BEGIN Entries

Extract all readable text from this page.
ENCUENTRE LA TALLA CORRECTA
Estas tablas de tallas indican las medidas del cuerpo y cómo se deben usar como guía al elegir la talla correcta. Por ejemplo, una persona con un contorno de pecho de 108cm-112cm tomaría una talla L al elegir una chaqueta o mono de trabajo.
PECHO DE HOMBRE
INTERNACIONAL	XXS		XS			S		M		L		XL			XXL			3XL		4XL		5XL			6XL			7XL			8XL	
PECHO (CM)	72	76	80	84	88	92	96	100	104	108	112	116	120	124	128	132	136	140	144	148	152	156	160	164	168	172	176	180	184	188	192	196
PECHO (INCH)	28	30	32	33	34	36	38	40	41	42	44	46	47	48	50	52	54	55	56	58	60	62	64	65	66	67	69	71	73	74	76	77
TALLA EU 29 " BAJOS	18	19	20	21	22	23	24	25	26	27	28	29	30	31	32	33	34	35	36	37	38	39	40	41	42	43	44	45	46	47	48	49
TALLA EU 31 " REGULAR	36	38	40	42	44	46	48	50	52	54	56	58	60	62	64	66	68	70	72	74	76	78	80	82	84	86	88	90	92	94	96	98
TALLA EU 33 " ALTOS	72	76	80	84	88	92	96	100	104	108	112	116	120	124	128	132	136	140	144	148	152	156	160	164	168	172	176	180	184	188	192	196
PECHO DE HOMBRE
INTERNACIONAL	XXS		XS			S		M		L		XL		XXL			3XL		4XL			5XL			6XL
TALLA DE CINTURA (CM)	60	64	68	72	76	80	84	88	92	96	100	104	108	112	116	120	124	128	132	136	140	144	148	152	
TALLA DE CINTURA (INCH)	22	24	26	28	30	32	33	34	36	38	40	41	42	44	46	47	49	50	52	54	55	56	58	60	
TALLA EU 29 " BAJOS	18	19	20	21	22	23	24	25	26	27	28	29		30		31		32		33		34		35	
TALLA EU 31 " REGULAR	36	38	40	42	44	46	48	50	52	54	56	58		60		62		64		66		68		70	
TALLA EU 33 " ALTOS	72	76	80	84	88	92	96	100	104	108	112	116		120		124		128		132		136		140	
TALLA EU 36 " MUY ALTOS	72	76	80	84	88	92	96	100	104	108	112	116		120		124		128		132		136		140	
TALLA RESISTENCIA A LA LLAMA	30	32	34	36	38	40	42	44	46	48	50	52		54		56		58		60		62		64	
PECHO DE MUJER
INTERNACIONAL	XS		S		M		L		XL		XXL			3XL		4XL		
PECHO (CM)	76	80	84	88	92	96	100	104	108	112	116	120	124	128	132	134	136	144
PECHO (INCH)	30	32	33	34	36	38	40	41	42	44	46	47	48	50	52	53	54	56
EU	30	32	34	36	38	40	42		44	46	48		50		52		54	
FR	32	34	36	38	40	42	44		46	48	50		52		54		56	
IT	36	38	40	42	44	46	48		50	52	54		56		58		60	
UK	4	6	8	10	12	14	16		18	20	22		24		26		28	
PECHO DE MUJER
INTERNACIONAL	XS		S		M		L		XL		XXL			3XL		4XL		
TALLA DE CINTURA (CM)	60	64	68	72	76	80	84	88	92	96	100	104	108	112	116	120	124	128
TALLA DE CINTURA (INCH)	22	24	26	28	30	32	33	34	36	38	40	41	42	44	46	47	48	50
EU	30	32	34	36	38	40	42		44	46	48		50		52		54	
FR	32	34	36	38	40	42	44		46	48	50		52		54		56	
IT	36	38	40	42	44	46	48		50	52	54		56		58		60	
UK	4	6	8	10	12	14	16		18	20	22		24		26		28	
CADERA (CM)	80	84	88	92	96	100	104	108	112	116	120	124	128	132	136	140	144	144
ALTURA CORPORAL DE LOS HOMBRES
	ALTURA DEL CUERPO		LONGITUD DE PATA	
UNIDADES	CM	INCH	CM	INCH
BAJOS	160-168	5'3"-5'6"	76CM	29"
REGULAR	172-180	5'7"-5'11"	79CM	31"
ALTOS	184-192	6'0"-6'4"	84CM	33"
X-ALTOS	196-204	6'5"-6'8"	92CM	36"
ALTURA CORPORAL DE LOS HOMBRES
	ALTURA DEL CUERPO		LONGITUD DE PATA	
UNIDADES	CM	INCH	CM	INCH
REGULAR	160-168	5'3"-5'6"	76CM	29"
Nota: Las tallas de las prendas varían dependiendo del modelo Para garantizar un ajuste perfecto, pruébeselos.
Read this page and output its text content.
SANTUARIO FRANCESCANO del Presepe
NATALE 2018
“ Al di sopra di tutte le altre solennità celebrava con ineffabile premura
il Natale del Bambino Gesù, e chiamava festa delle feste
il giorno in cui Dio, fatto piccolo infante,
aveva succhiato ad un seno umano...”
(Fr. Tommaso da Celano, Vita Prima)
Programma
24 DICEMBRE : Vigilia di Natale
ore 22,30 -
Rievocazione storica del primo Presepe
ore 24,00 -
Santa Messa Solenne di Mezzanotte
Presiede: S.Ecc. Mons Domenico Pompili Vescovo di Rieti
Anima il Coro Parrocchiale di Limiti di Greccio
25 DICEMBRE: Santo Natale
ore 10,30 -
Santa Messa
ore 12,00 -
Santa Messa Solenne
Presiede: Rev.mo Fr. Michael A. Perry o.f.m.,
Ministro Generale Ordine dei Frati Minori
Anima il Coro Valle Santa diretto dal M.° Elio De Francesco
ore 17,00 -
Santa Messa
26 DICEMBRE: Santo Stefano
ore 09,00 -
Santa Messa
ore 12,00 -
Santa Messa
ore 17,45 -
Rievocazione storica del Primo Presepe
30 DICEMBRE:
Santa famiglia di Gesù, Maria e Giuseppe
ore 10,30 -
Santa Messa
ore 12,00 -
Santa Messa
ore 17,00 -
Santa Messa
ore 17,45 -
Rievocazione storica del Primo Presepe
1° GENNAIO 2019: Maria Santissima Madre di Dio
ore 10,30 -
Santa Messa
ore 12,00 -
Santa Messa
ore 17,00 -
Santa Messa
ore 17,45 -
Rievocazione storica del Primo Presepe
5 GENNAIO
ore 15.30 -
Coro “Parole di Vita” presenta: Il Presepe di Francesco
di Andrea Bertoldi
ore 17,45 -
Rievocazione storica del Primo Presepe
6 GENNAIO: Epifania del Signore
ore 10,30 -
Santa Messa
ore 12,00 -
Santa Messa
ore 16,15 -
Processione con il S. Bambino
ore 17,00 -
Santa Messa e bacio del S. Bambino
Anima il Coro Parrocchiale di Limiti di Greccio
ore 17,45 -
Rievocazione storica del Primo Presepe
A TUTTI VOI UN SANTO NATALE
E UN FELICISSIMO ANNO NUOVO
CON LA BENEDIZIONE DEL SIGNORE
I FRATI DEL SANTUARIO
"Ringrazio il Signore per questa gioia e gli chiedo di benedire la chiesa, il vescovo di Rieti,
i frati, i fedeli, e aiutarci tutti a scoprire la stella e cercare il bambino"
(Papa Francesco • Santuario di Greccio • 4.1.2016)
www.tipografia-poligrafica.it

END Entries

*Exercise goal*
Reproduce the data in its entirety, matching each character.

*Task output*
Extract all readable text from this page.
ENCUENTRE LA TALLA CORRECTA
Estas tablas de tallas indican las medidas del cuerpo y cómo se deben usar como guía al elegir la talla correcta. Por ejemplo, una persona con un contorno de pecho de 108cm-112cm tomaría una talla L al elegir una chaqueta o mono de trabajo.
PECHO DE HOMBRE
INTERNACIONAL	XXS		XS			S		M		L		XL			XXL			3XL		4XL		5XL			6XL			7XL			8XL	
PECHO (CM)	72	76	80	84	88	92	96	100	104	108	112	116	120	124	128	132	136	140	144	148	152	156	160	164	168	172	176	180	184	188	192	196
PECHO (INCH)	28	30	32	33	34	36	38	40	41	42	44	46	47	48	50	52	54	55	56	58	60	62	64	65	66	67	69	71	73	74	76	77
TALLA EU 29 " BAJOS	18	19	20	21	22	23	24	25	26	27	28	29	30	31	32	33	34	35	36	37	38	39	40	41	42	43	44	45	46	47	48	49
TALLA EU 31 " REGULAR	36	38	40	42	44	46	48	50	52	54	56	58	60	62	64	66	68	70	72	74	76	78	80	82	84	86	88	90	92	94	96	98
TALLA EU 33 " ALTOS	72	76	80	84	88	92	96	100	104	108	112	116	120	124	128	132	136	140	144	148	152	156	160	164	168	172	176	180	184	188	192	196
PECHO DE HOMBRE
INTERNACIONAL	XXS		XS			S		M		L		XL		XXL			3XL		4XL			5XL			6XL
TALLA DE CINTURA (CM)	60	64	68	72	76	80	84	88	92	96	100	104	108	112	116	120	124	128	132	136	140	144	148	152	
TALLA DE CINTURA (INCH)	22	24	26	28	30	32	33	34	36	38	40	41	42	44	46	47	49	50	52	54	55	56	58	60	
TALLA EU 29 " BAJOS	18	19	20	21	22	23	24	25	26	27	28	29		30		31		32		33		34		35	
TALLA EU 31 " REGULAR	36	38	40	42	44	46	48	50	52	54	56	58		60		62		64		66		68		70	
TALLA EU 33 " ALTOS	72	76	80	84	88	92	96	100	104	108	112	116		120		124		128		132		136		140	
TALLA EU 36 " MUY ALTOS	72	76	80	84	88	92	96	100	104	108	112	116		120		124		128		132		136		140	
TALLA RESISTENCIA A LA LLAMA	30	32	34	36	38	40	42	44	46	48	50	52		54		56		58		60		62		64	
PECHO DE MUJER
INTERNACIONAL	XS		S		M		L		XL		XXL			3XL		4XL		
PECHO (CM)	76	80	84	88	92	96	100	104	108	112	116	120	124	128	132	134	136	144
PECHO (INCH)	30	32	33	34	36	38	40	41	42	44	46	47	48	50	52	53	54	56
EU	30	32	34	36	38	40	42		44	46	48		50		52		54	
FR	32	34	36	38	40	42	44		46	48	50		52		54		56	
IT	36	38	40	42	44	46	48		50	52	54		56		58		60	
UK	4	6	8	10	12	14	16		18	20	22		24		26		28	
PECHO DE MUJER
INTERNACIONAL	XS		S		M		L		XL		XXL			3XL		4XL		
TALLA DE CINTURA (CM)	60	64	68	72	76	80	84	88	92	96	100	104	108	112	116	120	124	128
TALLA DE CINTURA (INCH)	22	24	26	28	30	32	33	34	36	38	40	41	42	44	46	47	48	50
EU	30	32	34	36	38	40	42		44	46	48		50		52		54	
FR	32	34	36	38	40	42	44		46	48	50		52		54		56	
IT	36	38	40	42	44	46	48		50	52	54		56		58		60	
UK	4	6	8	10	12	14	16		18	20	22		24		26		28	
CADERA (CM)	80	84	88	92	96	100	104	108	112	116	120	124	128	132	136	140	144	144
ALTURA CORPORAL DE LOS HOMBRES
	ALTURA DEL CUERPO		LONGITUD DE PATA	
UNIDADES	CM	INCH	CM	INCH
BAJOS	160-168	5'3"-5'6"	76CM	29"
REGULAR	172-180	5'7"-5'11"	79CM	31"
ALTOS	184-192	6'0"-6'4"	84CM	33"
X-ALTOS	196-204	6'5"-6'8"	92CM	36"
ALTURA CORPORAL DE LOS HOMBRES
	ALTURA DEL CUERPO		LONGITUD DE PATA	
UNIDADES	CM	INCH	CM	INCH
REGULAR	160-168	5'3"-5'6"	76CM	29"
Nota: Las tallas de las prendas varían dependiendo del modelo Para garantizar un ajuste perfecto, pruébeselos.
Read this page and output its text content.
SANTUARIO FRANCESCANO del Presepe
NATALE 2018
“ Al di sopra di tutte le altre solennità celebrava con ineffabile premura
il Natale del Bambino Gesù, e chiamava festa delle feste
il giorno in cui Dio, fatto piccolo infante,
aveva succhiato ad un seno umano...”
(Fr. Tommaso da Celano, Vita Prima)
Programma
24 DICEMBRE : Vigilia di Natale
ore 22,30 -
Rievocazione storica del primo Presepe
ore 24,00 -
Santa Messa Solenne di Mezzanotte
Presiede: S.Ecc. Mons Domenico Pompili Vescovo di Rieti
Anima il Coro Parrocchiale di Limiti di Greccio
25 DICEMBRE: Santo Natale
ore 10,30 -
Santa Messa
ore 12,00 -
Santa Messa Solenne
Presiede: Rev.mo Fr. Michael A. Perry o.f.m.,
Ministro Generale Ordine dei Frati Minori
Anima il Coro Valle Santa diretto dal M.° Elio De Francesco
ore 17,00 -
Santa Messa
26 DICEMBRE: Santo Stefano
ore 09,00 -
Santa Messa
ore 12,00 -
Santa Messa
ore 17,45 -
Rievocazione storica del Primo Presepe
30 DICEMBRE:
Santa famiglia di Gesù, Maria e Giuseppe
ore 10,30 -
Santa Messa
ore 12,00 -
Santa Messa
ore 17,00 -
Santa Messa
ore 17,45 -
Rievocazione storica del Primo Presepe
1° GENNAIO 2019: Maria Santissima Madre di Dio
ore 10,30 -
Santa Messa
ore 12,00 -
Santa Messa
ore 17,00 -
Santa Messa
ore 17,45 -
Rievocazione storica del Primo Presepe
5 GENNAIO
ore 15.30 -
Coro “Parole di Vita” presenta: Il Presepe di Francesco
di Andrea Bertoldi
ore 17,45 -
Rievocazione storica del Primo Presepe
6 GENNAIO: Epifania del Signore
ore 10,30 -
Santa Messa
ore 12,00 -
Santa Messa
ore 16,15 -
Processione con il S. Bambino
ore 17,00 -
Santa Messa e bacio del S. Bambino
Anima il Coro Parrocchiale di Limiti di Greccio
ore 17,45 -
Rievocazione storica del Primo Presepe
A TUTTI VOI UN SANTO NATALE
E UN FELICISSIMO ANNO NUOVO
CON LA BENEDIZIONE DEL SIGNORE
I FRATI DEL SANTUARIO
"Ringrazio il Signore per questa gioia e gli chiedo di benedire la chiesa, il vescovo di Rieti,
i frati, i fedeli, e aiutarci tutti a scoprire la stella e cercare il bambino"
(Papa Francesco • Santuario di Greccio • 4.1.2016)
www.tipografia-poligrafica.it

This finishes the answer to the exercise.